EXERCISE: Go through the records and extract every line with the word "dash".

Structured figure records:
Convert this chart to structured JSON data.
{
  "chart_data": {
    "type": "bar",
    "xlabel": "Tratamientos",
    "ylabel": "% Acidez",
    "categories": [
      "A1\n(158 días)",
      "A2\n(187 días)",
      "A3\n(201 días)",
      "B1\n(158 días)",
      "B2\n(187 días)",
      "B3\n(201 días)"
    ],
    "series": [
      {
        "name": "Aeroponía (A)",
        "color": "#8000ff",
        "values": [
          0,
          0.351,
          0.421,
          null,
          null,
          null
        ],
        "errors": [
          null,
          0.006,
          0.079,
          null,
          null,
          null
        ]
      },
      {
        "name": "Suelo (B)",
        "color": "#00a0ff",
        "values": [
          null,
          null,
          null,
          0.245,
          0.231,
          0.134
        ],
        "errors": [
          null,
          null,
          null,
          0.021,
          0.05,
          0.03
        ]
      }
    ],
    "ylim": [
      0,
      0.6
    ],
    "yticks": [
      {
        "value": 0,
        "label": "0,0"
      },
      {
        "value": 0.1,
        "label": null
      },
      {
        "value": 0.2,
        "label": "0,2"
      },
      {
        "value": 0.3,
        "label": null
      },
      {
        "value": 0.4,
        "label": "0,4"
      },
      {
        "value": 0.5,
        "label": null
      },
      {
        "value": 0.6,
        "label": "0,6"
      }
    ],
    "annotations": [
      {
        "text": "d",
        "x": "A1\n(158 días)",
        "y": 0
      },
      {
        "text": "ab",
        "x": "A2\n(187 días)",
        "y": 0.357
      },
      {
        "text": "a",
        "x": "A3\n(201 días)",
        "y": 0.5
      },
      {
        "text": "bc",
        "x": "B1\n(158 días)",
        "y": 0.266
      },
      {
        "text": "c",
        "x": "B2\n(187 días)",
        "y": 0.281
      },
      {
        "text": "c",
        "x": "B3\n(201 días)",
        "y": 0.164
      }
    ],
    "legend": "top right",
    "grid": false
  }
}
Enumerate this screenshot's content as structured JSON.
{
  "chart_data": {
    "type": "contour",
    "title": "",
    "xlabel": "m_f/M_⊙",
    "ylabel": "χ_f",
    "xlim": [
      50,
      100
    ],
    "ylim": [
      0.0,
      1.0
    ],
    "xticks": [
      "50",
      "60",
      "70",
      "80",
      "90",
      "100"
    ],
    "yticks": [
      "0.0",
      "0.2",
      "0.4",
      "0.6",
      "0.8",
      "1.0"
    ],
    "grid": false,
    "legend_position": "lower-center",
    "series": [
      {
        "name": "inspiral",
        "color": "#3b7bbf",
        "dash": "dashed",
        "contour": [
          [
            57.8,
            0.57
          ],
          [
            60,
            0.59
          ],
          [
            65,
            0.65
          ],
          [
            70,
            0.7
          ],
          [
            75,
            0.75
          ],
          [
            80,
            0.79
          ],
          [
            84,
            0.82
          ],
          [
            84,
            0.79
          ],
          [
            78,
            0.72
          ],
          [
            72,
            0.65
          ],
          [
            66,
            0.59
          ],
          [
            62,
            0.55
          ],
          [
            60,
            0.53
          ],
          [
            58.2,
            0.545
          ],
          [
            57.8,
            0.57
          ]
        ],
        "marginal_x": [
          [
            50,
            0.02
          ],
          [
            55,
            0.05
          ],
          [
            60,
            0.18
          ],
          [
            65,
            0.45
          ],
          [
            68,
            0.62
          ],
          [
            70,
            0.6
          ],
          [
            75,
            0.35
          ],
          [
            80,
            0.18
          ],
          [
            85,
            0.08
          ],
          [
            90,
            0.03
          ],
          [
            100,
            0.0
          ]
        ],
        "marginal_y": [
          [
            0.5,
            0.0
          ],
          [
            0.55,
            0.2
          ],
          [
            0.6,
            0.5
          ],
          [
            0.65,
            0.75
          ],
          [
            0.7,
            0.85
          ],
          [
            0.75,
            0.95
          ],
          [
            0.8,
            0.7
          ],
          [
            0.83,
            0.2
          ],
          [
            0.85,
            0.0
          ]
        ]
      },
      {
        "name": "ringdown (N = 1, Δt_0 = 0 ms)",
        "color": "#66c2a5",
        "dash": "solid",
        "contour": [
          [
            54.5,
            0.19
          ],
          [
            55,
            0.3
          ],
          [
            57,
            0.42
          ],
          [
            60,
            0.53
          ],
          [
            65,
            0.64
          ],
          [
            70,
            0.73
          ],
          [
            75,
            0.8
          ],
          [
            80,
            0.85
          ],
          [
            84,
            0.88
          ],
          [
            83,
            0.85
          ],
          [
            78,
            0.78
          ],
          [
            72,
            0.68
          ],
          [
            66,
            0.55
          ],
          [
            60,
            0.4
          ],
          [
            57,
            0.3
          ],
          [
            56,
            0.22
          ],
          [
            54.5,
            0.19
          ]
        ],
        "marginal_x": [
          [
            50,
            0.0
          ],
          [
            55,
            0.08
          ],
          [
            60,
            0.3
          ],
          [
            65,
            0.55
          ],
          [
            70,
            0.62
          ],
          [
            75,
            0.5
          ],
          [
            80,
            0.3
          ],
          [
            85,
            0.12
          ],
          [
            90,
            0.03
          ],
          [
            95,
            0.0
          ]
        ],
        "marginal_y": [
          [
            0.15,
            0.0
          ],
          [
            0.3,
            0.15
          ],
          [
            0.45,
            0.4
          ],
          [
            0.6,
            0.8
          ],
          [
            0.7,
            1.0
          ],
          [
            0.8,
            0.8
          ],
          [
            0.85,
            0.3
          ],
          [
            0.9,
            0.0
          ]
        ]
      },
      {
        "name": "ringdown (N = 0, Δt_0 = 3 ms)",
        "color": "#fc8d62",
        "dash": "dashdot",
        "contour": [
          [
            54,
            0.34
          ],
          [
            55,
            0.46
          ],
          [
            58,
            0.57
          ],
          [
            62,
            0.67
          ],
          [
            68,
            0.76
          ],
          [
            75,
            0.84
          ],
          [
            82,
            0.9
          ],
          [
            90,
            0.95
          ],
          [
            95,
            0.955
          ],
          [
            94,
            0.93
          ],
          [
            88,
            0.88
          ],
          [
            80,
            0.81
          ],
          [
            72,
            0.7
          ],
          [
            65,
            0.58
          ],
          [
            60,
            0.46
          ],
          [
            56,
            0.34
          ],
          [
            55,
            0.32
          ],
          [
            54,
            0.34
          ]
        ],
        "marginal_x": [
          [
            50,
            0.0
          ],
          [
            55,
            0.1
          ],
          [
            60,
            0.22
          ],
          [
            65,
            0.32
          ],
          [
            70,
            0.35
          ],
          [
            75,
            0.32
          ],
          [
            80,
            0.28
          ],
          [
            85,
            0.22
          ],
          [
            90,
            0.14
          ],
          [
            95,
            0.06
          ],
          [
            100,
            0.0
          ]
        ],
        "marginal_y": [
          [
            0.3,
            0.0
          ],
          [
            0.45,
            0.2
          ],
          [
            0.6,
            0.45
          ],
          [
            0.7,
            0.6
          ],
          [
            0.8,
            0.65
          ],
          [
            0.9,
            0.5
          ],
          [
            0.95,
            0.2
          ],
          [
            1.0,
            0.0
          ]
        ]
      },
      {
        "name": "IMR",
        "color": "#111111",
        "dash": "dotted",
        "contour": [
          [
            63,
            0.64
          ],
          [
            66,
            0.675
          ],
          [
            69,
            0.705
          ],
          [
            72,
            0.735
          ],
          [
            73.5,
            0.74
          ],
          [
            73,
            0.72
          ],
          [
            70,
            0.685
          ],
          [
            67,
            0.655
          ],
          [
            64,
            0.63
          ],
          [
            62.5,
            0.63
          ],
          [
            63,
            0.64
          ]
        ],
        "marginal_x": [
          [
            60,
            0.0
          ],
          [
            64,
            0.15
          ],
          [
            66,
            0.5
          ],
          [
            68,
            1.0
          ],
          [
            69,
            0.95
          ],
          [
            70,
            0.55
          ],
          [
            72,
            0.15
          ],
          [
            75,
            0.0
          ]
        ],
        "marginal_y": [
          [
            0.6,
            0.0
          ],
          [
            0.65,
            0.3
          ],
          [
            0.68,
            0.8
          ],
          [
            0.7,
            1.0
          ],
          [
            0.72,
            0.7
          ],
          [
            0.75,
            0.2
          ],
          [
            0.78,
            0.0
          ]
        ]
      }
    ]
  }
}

ANSWER IN FULL:
        "dash": "dashed",
        "dash": "solid",
        "dash": "dashdot",
        "dash": "dotted",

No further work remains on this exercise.